**WORK INSTRUCTIONS**
Check each line for the word "Chapter" and give how many have it. Say nothing else.

====== INPUT RECORDS

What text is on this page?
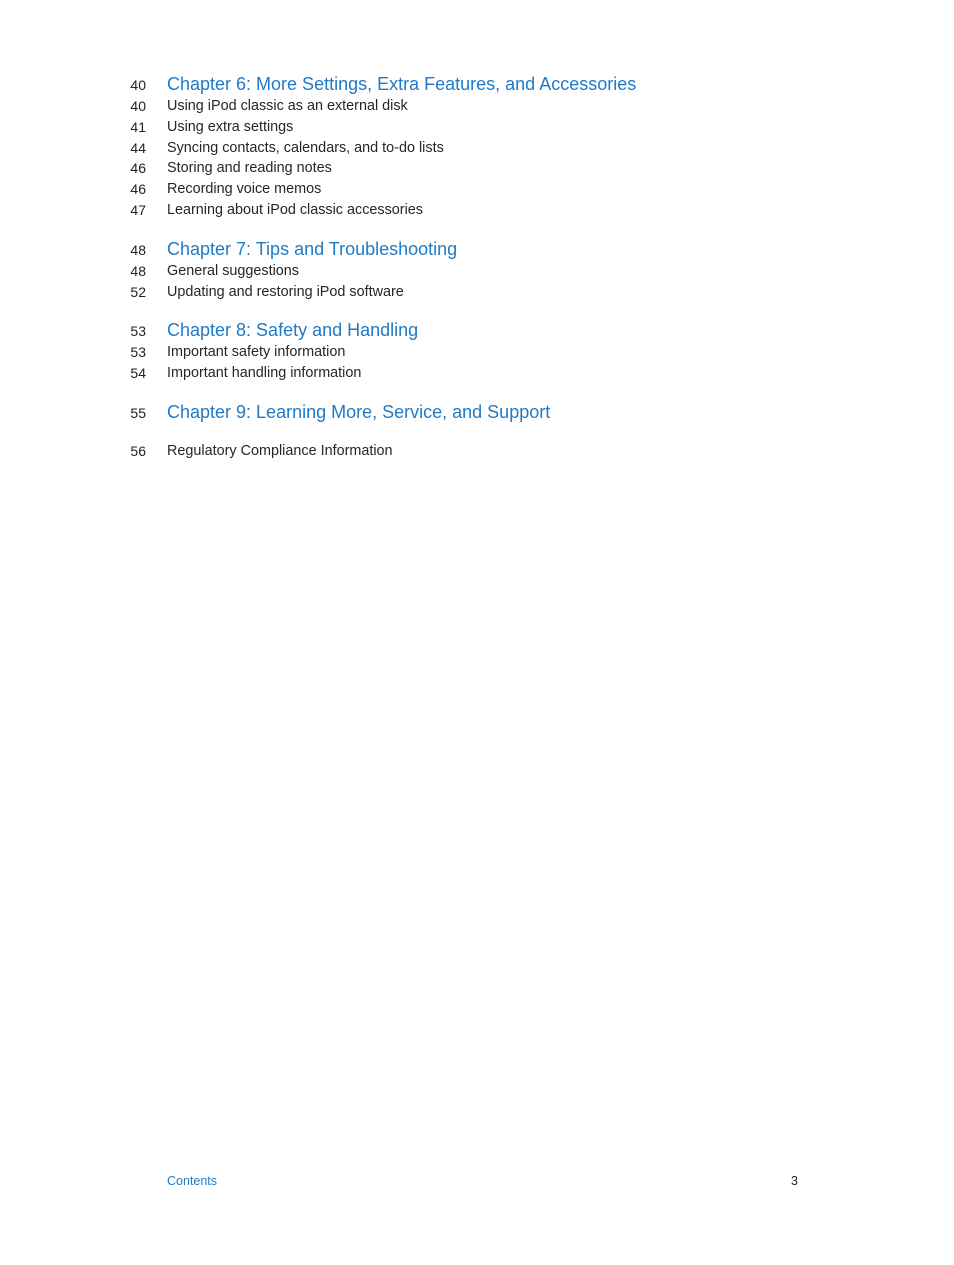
40 Chapter 6: More Settings, Extra Features, and Accessories
40 Using iPod classic as an external disk
41 Using extra settings
44 Syncing contacts, calendars, and to-do lists
46 Storing and reading notes
46 Recording voice memos
47 Learning about iPod classic accessories
48 Chapter 7: Tips and Troubleshooting
48 General suggestions
52 Updating and restoring iPod software
53 Chapter 8: Safety and Handling
53 Important safety information
54 Important handling information
55 Chapter 9: Learning More, Service, and Support
56 Regulatory Compliance Information
Contents	3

============

**EXERCISE RESPONSE**
4